┌──

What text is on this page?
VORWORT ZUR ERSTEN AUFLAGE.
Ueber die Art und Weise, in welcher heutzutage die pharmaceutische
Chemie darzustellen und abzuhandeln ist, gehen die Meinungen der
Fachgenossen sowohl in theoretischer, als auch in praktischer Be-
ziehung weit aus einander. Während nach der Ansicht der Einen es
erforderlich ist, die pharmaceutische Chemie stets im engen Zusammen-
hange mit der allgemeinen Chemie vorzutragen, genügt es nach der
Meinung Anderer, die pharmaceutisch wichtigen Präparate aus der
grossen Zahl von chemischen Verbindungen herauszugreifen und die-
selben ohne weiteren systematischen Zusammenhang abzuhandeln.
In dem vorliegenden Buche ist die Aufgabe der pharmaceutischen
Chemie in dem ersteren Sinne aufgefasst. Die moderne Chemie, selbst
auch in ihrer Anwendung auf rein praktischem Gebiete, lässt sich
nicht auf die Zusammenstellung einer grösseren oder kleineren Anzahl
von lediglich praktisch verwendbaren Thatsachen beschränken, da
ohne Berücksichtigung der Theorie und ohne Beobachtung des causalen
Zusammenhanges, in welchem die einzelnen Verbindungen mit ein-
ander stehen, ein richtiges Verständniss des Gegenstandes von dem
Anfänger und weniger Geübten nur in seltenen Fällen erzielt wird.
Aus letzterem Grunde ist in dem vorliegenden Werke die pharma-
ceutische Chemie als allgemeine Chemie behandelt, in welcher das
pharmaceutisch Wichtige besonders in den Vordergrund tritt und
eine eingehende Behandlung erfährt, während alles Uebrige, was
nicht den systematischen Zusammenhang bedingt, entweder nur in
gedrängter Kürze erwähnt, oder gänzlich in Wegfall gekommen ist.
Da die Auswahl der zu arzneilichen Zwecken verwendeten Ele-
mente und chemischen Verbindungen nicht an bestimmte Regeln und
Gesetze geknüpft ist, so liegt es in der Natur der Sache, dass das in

└──

### [Problem to solve]
Repeat the data verbatim.

### [Task output]
What text is on this page?
VORWORT ZUR ERSTEN AUFLAGE.
Ueber die Art und Weise, in welcher heutzutage die pharmaceutische
Chemie darzustellen und abzuhandeln ist, gehen die Meinungen der
Fachgenossen sowohl in theoretischer, als auch in praktischer Be-
ziehung weit aus einander. Während nach der Ansicht der Einen es
erforderlich ist, die pharmaceutische Chemie stets im engen Zusammen-
hange mit der allgemeinen Chemie vorzutragen, genügt es nach der
Meinung Anderer, die pharmaceutisch wichtigen Präparate aus der
grossen Zahl von chemischen Verbindungen herauszugreifen und die-
selben ohne weiteren systematischen Zusammenhang abzuhandeln.
In dem vorliegenden Buche ist die Aufgabe der pharmaceutischen
Chemie in dem ersteren Sinne aufgefasst. Die moderne Chemie, selbst
auch in ihrer Anwendung auf rein praktischem Gebiete, lässt sich
nicht auf die Zusammenstellung einer grösseren oder kleineren Anzahl
von lediglich praktisch verwendbaren Thatsachen beschränken, da
ohne Berücksichtigung der Theorie und ohne Beobachtung des causalen
Zusammenhanges, in welchem die einzelnen Verbindungen mit ein-
ander stehen, ein richtiges Verständniss des Gegenstandes von dem
Anfänger und weniger Geübten nur in seltenen Fällen erzielt wird.
Aus letzterem Grunde ist in dem vorliegenden Werke die pharma-
ceutische Chemie als allgemeine Chemie behandelt, in welcher das
pharmaceutisch Wichtige besonders in den Vordergrund tritt und
eine eingehende Behandlung erfährt, während alles Uebrige, was
nicht den systematischen Zusammenhang bedingt, entweder nur in
gedrängter Kürze erwähnt, oder gänzlich in Wegfall gekommen ist.
Da die Auswahl der zu arzneilichen Zwecken verwendeten Ele-
mente und chemischen Verbindungen nicht an bestimmte Regeln und
Gesetze geknüpft ist, so liegt es in der Natur der Sache, dass das in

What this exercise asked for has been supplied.